Page element annotations:

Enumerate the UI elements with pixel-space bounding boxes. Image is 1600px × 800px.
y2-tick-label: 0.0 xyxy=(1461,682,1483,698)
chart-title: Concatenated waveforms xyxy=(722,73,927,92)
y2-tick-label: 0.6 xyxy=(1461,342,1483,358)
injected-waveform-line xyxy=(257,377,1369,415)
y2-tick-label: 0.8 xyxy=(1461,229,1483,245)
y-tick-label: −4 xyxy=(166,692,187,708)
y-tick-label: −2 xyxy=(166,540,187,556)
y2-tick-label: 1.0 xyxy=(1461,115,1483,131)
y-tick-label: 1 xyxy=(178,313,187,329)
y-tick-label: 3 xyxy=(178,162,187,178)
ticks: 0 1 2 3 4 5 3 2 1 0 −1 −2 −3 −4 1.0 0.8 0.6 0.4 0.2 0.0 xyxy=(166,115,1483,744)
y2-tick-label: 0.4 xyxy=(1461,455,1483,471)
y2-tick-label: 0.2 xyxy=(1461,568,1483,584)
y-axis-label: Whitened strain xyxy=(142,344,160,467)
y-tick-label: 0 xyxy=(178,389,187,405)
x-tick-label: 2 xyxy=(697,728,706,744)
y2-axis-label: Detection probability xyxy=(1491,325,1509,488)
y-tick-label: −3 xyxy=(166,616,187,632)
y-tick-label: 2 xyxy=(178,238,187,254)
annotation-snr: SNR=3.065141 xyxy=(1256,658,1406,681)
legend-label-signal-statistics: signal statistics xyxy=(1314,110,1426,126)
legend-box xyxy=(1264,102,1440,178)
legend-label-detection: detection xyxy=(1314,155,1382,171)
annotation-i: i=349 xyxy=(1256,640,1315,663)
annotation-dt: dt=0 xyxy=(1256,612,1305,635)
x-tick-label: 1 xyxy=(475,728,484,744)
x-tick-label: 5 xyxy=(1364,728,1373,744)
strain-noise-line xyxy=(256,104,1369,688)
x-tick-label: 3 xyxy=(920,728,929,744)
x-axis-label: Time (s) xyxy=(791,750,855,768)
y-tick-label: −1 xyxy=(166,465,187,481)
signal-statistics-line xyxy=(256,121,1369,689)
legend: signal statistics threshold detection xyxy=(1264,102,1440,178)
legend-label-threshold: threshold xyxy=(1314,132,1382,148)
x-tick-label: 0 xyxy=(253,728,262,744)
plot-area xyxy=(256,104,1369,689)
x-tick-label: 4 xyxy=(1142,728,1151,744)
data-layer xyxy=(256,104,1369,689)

Written task: Can you give the listing again with "Normalized strain" substituted for "Whitened strain" and nothing else changed?

Output for this task:
Enumerate the UI elements with pixel-space bounding boxes. Image is 1600px × 800px.
y2-tick-label: 0.0 xyxy=(1461,682,1483,698)
chart-title: Concatenated waveforms xyxy=(722,73,927,92)
y2-tick-label: 0.6 xyxy=(1461,342,1483,358)
injected-waveform-line xyxy=(257,377,1369,415)
y2-tick-label: 0.8 xyxy=(1461,229,1483,245)
y-tick-label: −4 xyxy=(166,692,187,708)
y-tick-label: −2 xyxy=(166,540,187,556)
y2-tick-label: 1.0 xyxy=(1461,115,1483,131)
y-tick-label: 1 xyxy=(178,313,187,329)
y-tick-label: 3 xyxy=(178,162,187,178)
ticks: 0 1 2 3 4 5 3 2 1 0 −1 −2 −3 −4 1.0 0.8 0.6 0.4 0.2 0.0 xyxy=(166,115,1483,744)
y2-tick-label: 0.4 xyxy=(1461,455,1483,471)
y2-tick-label: 0.2 xyxy=(1461,568,1483,584)
y-axis-label: Normalized strain xyxy=(142,344,160,467)
y-tick-label: 0 xyxy=(178,389,187,405)
x-tick-label: 2 xyxy=(697,728,706,744)
y2-axis-label: Detection probability xyxy=(1491,325,1509,488)
y-tick-label: −3 xyxy=(166,616,187,632)
y-tick-label: 2 xyxy=(178,238,187,254)
annotation-snr: SNR=3.065141 xyxy=(1256,658,1406,681)
legend-label-signal-statistics: signal statistics xyxy=(1314,110,1426,126)
legend-box xyxy=(1264,102,1440,178)
legend-label-detection: detection xyxy=(1314,155,1382,171)
annotation-i: i=349 xyxy=(1256,640,1315,663)
annotation-dt: dt=0 xyxy=(1256,612,1305,635)
x-tick-label: 1 xyxy=(475,728,484,744)
x-tick-label: 5 xyxy=(1364,728,1373,744)
strain-noise-line xyxy=(256,104,1369,688)
x-tick-label: 3 xyxy=(920,728,929,744)
x-axis-label: Time (s) xyxy=(791,750,855,768)
y-tick-label: −1 xyxy=(166,465,187,481)
signal-statistics-line xyxy=(256,121,1369,689)
legend: signal statistics threshold detection xyxy=(1264,102,1440,178)
legend-label-threshold: threshold xyxy=(1314,132,1382,148)
x-tick-label: 0 xyxy=(253,728,262,744)
plot-area xyxy=(256,104,1369,689)
x-tick-label: 4 xyxy=(1142,728,1151,744)
data-layer xyxy=(256,104,1369,689)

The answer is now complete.